> **EXERCISE INSTRUCTIONS**: Each line of the material below should be reproduced exactly.
==========
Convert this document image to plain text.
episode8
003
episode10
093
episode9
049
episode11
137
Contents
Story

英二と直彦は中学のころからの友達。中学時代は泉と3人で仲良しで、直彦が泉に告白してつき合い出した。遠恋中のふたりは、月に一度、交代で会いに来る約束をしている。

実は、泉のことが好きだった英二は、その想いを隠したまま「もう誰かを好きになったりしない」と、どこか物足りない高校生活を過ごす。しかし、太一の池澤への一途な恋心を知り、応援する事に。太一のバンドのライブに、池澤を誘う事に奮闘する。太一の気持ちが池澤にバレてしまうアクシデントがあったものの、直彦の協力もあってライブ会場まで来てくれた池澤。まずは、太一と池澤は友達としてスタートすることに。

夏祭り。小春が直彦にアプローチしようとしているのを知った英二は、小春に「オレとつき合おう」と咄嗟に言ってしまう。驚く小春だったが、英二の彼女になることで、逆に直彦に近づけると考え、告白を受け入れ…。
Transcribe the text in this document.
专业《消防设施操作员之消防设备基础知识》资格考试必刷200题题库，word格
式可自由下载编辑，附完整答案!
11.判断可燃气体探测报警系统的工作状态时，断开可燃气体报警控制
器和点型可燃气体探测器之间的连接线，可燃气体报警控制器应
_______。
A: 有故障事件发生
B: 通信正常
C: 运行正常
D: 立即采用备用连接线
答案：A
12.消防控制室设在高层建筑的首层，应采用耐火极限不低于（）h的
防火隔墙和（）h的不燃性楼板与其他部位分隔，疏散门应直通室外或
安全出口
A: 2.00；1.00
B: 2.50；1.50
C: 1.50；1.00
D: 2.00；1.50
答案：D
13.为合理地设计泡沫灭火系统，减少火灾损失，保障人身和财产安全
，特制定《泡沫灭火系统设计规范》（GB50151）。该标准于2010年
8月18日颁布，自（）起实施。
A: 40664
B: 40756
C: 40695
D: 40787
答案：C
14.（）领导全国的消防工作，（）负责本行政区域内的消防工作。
==========
> **FINAL RESULT**:
Convert this document image to plain text.
episode8
003
episode10
093
episode9
049
episode11
137
Contents
Story

英二と直彦は中学のころからの友達。中学時代は泉と3人で仲良しで、直彦が泉に告白してつき合い出した。遠恋中のふたりは、月に一度、交代で会いに来る約束をしている。

実は、泉のことが好きだった英二は、その想いを隠したまま「もう誰かを好きになったりしない」と、どこか物足りない高校生活を過ごす。しかし、太一の池澤への一途な恋心を知り、応援する事に。太一のバンドのライブに、池澤を誘う事に奮闘する。太一の気持ちが池澤にバレてしまうアクシデントがあったものの、直彦の協力もあってライブ会場まで来てくれた池澤。まずは、太一と池澤は友達としてスタートすることに。

夏祭り。小春が直彦にアプローチしようとしているのを知った英二は、小春に「オレとつき合おう」と咄嗟に言ってしまう。驚く小春だったが、英二の彼女になることで、逆に直彦に近づけると考え、告白を受け入れ…。
Transcribe the text in this document.
专业《消防设施操作员之消防设备基础知识》资格考试必刷200题题库，word格
式可自由下载编辑，附完整答案!
11.判断可燃气体探测报警系统的工作状态时，断开可燃气体报警控制
器和点型可燃气体探测器之间的连接线，可燃气体报警控制器应
_______。
A: 有故障事件发生
B: 通信正常
C: 运行正常
D: 立即采用备用连接线
答案：A
12.消防控制室设在高层建筑的首层，应采用耐火极限不低于（）h的
防火隔墙和（）h的不燃性楼板与其他部位分隔，疏散门应直通室外或
安全出口
A: 2.00；1.00
B: 2.50；1.50
C: 1.50；1.00
D: 2.00；1.50
答案：D
13.为合理地设计泡沫灭火系统，减少火灾损失，保障人身和财产安全
，特制定《泡沫灭火系统设计规范》（GB50151）。该标准于2010年
8月18日颁布，自（）起实施。
A: 40664
B: 40756
C: 40695
D: 40787
答案：C
14.（）领导全国的消防工作，（）负责本行政区域内的消防工作。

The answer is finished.